The exercise = State the number of lines below in which the word "Warning" appears. Nothing else belongs in the answer.

Data shown =

------------------------------------

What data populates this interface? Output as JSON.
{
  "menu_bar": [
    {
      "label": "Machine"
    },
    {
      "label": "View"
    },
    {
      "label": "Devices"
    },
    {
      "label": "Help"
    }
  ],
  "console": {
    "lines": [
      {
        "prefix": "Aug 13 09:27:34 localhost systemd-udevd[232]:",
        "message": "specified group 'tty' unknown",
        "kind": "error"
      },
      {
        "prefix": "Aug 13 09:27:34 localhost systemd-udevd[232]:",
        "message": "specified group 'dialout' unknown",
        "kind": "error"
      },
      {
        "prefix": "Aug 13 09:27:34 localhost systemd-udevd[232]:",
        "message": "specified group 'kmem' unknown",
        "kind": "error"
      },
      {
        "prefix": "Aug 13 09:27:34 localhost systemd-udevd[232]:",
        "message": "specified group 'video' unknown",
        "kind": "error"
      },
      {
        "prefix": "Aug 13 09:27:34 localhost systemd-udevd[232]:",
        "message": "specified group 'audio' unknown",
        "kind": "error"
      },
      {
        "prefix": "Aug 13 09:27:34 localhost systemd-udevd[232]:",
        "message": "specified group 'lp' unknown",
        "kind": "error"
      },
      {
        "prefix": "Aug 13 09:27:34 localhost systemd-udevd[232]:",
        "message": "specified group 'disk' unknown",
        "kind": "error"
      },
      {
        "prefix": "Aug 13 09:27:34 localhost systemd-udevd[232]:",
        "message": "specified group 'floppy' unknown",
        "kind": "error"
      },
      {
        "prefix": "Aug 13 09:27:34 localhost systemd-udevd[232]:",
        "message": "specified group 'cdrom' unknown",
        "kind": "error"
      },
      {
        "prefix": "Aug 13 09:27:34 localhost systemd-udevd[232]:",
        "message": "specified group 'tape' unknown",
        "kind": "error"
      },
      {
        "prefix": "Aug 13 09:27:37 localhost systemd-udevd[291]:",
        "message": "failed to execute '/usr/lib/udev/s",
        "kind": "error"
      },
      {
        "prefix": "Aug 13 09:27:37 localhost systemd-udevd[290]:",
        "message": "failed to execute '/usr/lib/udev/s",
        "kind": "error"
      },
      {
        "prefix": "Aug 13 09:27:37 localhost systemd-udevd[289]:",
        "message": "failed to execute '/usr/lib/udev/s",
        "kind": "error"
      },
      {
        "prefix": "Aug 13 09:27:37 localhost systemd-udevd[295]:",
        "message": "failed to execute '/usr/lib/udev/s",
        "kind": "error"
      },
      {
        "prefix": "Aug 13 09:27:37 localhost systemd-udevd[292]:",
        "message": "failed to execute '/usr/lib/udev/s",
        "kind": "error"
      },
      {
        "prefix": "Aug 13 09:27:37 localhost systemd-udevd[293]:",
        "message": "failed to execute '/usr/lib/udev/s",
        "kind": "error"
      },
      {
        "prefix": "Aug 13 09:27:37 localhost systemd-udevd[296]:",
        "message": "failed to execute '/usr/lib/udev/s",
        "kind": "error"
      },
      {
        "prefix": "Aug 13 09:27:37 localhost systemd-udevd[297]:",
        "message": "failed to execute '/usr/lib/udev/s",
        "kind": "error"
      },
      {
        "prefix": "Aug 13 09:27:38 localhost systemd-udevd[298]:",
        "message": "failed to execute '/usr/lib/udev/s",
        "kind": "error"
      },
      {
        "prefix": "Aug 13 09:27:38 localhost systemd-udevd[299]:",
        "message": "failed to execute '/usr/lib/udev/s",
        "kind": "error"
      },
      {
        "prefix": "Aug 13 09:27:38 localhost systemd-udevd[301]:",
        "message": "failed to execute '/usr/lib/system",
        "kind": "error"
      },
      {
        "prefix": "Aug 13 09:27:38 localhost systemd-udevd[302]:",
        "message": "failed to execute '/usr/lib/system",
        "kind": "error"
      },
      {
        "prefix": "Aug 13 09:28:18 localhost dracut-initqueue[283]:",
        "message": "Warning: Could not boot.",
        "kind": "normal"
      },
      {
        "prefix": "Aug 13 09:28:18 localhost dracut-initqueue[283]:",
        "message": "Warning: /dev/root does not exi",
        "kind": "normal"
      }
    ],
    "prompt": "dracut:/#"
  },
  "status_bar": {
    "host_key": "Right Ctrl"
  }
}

------------------------------------

Response to the exercise = 2